## [What you should do]
Please go through the listing below and keep only the lines that contain the string "type", copying each of them unchanged.

++++++++++++++++++++

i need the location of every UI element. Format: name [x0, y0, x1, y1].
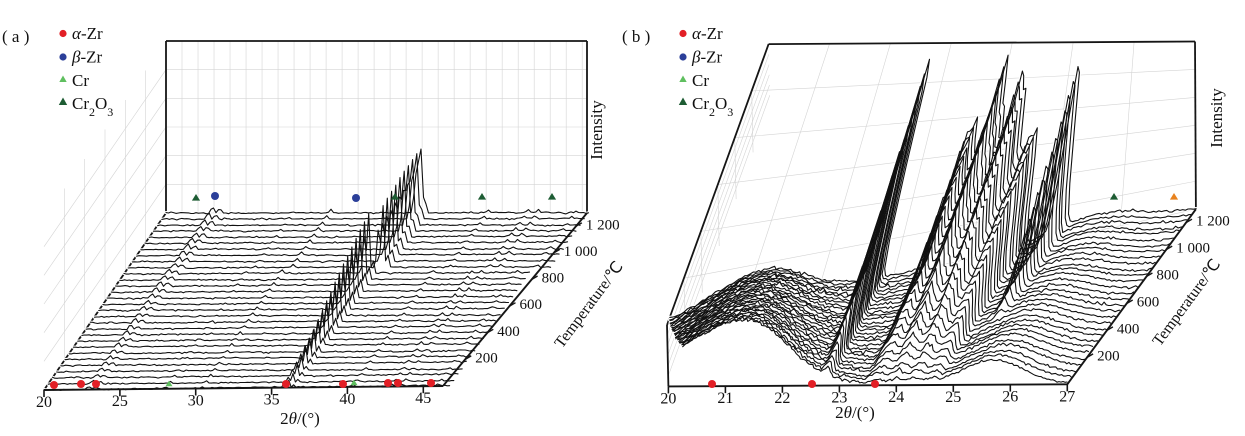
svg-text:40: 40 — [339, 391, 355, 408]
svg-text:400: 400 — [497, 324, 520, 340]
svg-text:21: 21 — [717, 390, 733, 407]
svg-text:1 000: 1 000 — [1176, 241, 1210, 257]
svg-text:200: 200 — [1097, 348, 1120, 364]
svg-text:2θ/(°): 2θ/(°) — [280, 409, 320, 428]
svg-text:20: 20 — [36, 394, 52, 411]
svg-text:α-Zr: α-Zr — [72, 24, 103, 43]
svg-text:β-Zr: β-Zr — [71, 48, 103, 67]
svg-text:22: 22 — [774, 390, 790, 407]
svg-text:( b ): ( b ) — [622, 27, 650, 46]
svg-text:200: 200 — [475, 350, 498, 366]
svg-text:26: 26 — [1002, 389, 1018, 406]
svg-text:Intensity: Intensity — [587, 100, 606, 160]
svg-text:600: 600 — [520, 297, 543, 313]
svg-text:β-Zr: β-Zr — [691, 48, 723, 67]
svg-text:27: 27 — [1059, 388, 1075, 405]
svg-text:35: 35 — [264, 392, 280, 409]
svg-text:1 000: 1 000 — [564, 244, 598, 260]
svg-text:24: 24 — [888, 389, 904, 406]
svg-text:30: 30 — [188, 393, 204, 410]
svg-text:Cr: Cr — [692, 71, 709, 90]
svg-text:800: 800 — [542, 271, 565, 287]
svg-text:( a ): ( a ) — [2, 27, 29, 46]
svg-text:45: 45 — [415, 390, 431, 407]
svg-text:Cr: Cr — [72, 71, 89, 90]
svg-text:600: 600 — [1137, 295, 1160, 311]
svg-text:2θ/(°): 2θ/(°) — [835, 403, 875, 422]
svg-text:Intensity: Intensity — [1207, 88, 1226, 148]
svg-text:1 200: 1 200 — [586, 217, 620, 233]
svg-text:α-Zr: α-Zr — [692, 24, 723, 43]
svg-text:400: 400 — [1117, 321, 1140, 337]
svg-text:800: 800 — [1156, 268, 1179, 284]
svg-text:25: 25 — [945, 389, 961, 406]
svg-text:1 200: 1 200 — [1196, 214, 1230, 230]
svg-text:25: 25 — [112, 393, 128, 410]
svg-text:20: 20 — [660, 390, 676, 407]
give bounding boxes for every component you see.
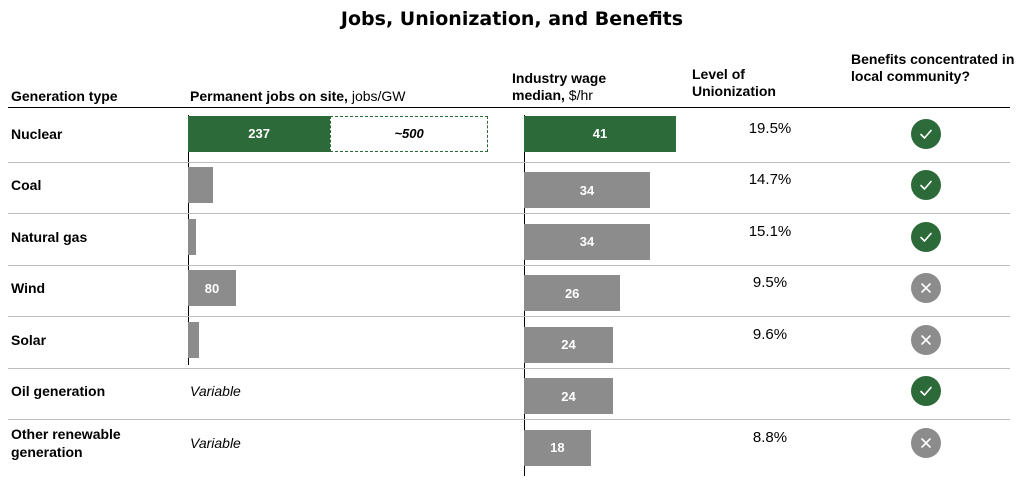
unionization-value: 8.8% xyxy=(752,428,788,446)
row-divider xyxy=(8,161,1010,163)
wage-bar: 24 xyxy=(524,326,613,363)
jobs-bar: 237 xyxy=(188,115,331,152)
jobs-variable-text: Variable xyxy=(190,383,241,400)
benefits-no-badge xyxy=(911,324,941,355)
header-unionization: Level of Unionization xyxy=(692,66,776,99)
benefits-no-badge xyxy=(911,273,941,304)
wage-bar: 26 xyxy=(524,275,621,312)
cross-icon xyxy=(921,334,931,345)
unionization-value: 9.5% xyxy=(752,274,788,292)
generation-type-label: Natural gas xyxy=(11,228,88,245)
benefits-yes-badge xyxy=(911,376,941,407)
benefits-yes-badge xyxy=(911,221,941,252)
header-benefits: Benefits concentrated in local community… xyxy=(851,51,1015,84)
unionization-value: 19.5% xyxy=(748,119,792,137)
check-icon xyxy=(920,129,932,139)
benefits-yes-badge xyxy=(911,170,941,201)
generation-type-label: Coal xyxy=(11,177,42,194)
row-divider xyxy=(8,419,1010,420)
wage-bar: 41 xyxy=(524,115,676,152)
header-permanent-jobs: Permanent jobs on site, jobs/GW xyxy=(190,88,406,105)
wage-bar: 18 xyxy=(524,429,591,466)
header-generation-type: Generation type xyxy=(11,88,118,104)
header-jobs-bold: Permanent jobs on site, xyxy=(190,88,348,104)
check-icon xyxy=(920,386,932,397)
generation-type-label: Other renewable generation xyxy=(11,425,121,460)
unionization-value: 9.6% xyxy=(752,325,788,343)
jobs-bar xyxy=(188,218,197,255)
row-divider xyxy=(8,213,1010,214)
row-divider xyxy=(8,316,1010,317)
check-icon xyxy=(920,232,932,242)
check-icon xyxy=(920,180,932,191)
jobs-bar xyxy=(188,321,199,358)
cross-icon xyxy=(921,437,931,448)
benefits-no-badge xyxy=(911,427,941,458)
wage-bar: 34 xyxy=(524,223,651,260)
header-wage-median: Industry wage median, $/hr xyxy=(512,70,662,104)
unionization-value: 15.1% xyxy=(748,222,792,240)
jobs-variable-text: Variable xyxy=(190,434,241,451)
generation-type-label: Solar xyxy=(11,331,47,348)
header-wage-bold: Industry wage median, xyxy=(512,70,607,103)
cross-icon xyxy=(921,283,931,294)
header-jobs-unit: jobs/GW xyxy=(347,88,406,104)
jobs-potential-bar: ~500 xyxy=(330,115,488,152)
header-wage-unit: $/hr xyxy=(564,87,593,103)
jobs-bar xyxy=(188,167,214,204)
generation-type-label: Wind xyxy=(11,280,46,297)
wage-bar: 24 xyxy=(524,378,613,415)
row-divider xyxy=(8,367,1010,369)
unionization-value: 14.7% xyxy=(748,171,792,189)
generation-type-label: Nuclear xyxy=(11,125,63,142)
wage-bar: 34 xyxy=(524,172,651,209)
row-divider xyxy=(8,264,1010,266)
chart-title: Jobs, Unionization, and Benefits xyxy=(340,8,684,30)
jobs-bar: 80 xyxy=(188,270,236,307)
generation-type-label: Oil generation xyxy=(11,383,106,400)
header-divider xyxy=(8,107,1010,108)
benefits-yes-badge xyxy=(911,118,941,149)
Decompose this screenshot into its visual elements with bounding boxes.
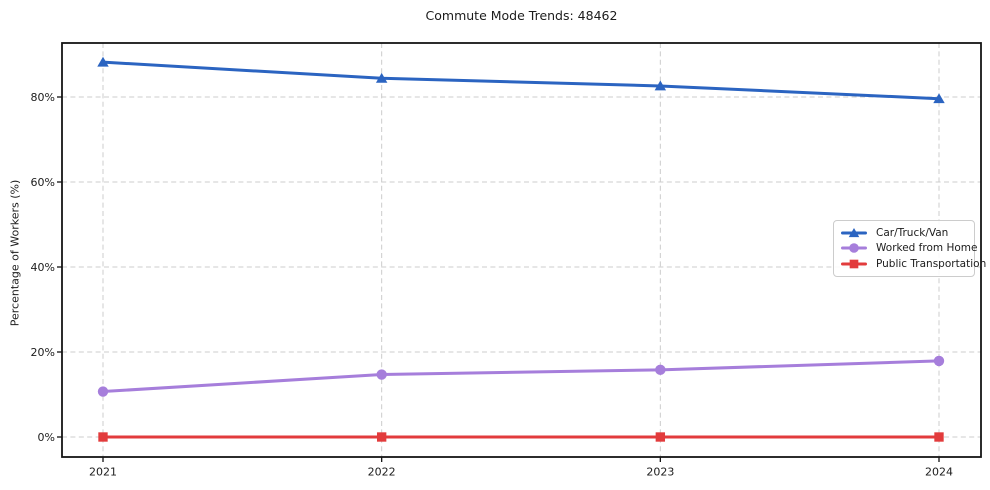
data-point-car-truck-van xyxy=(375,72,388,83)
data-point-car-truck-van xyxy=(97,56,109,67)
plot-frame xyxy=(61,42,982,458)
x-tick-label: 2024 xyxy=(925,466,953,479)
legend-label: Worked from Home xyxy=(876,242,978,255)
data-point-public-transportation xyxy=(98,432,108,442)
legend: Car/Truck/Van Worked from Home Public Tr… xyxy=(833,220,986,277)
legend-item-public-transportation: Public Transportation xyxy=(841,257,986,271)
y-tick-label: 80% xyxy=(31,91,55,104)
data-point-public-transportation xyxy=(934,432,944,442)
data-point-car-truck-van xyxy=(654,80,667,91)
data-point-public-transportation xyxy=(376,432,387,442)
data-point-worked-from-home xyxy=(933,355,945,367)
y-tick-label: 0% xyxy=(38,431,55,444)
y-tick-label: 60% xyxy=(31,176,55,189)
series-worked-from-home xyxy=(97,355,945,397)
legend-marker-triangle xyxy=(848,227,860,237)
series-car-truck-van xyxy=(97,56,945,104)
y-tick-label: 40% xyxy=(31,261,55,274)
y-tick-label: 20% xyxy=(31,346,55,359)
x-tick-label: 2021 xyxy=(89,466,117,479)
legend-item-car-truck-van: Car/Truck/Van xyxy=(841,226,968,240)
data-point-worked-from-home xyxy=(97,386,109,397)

++++++++++++++++++++

## [Exercise result]
generation-type-label: Natural gas xyxy=(11,228,88,245)
generation-type-label: Coal xyxy=(11,177,42,194)
header-generation-type: Generation type xyxy=(11,88,118,104)
generation-type-label: Other renewable generation xyxy=(11,425,121,460)
generation-type-label: Solar xyxy=(11,331,47,348)
generation-type-label: Wind xyxy=(11,280,46,297)
generation-type-label: Nuclear xyxy=(11,125,63,142)
generation-type-label: Oil generation xyxy=(11,383,106,400)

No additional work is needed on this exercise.